● Exercise:
In the material below, identify each line bearing the word "color". Reproduce those lines.

----- Data to use

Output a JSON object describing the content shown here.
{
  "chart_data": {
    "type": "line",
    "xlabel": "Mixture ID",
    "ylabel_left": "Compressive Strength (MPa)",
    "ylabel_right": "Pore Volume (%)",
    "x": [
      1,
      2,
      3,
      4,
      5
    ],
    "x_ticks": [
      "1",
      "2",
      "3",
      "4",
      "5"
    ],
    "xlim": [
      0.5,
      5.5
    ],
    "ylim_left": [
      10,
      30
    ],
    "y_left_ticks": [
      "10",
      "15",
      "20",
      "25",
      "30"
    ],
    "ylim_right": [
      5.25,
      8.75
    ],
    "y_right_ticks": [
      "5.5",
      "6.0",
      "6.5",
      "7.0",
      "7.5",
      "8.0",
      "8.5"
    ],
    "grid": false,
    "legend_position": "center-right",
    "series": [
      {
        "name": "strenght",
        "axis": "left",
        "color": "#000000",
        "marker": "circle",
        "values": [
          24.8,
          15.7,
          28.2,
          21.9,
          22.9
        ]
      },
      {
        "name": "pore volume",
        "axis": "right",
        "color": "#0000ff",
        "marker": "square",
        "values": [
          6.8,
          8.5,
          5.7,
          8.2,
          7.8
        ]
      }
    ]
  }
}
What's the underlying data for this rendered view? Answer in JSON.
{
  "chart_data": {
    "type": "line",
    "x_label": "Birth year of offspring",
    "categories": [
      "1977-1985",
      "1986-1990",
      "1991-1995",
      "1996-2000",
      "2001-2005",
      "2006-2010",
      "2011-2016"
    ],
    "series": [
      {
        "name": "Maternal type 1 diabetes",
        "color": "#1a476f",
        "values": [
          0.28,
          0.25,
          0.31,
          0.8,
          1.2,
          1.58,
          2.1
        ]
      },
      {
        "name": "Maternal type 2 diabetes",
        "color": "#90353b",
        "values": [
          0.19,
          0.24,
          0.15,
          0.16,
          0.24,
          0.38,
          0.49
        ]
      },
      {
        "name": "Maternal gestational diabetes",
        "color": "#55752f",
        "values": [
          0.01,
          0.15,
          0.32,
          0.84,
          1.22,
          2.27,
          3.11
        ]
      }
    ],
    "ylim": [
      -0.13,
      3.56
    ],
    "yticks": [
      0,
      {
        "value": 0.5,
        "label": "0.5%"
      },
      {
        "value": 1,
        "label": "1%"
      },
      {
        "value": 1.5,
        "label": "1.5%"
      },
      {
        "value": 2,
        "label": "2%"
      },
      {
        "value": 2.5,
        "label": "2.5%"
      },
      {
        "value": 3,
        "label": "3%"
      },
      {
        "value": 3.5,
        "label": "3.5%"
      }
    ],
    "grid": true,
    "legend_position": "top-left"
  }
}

----------

● Task output:
        "color": "#000000",
        "color": "#0000ff",
        "color": "#1a476f",
        "color": "#90353b",
        "color": "#55752f",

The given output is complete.